Work to complete:
Give only the count of lines containing "title".

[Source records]
----------
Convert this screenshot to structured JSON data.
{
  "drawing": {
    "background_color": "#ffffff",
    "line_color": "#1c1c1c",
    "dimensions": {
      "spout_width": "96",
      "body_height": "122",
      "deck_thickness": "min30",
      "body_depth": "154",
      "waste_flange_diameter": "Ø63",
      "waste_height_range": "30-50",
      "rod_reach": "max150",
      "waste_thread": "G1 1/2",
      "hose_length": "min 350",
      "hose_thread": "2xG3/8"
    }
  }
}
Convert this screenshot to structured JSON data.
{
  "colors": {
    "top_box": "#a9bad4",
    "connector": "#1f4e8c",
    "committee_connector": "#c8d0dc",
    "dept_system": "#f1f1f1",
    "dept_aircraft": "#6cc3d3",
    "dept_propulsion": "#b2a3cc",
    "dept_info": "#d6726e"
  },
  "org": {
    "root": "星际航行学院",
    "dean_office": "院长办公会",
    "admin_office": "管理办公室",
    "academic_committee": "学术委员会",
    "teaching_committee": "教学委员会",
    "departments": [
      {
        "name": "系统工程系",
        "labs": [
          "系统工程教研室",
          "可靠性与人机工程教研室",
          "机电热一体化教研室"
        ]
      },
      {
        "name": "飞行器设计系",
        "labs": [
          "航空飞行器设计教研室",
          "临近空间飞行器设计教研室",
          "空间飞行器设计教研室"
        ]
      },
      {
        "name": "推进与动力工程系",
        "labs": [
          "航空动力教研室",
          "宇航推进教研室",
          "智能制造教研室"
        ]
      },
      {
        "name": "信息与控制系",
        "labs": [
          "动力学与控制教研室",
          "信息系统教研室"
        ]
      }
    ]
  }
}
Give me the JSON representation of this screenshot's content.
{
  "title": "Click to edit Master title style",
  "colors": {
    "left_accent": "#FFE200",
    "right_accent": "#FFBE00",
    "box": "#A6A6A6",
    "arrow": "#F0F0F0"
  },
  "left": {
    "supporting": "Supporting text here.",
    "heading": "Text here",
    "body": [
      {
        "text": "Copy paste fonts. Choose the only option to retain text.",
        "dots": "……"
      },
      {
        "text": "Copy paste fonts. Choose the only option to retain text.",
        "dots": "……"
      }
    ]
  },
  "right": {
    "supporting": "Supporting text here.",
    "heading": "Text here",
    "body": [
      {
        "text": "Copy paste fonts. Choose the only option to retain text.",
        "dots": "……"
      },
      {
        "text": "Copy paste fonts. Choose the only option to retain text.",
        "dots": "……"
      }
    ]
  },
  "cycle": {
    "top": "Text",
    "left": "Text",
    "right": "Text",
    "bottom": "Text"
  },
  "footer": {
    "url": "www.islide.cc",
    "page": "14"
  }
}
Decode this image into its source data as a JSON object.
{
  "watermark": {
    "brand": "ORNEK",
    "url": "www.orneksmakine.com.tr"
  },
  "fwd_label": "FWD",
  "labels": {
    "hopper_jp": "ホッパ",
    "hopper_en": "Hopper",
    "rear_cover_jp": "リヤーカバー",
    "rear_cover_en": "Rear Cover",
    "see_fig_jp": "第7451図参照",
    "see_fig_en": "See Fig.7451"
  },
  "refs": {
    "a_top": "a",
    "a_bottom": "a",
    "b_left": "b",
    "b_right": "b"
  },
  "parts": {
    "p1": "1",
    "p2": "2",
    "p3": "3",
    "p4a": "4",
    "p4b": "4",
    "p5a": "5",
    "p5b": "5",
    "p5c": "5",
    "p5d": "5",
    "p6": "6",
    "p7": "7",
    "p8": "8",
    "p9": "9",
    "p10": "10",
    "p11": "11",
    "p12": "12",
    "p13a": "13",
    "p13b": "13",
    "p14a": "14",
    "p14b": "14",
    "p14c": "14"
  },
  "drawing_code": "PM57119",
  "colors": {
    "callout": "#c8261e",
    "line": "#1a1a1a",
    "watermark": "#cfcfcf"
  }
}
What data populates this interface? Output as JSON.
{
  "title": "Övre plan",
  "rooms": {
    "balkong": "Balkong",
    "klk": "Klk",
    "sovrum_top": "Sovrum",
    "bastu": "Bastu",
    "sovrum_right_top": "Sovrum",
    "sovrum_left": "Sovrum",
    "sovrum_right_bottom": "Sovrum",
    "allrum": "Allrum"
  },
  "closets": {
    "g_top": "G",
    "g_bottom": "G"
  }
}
----------
Task response:
2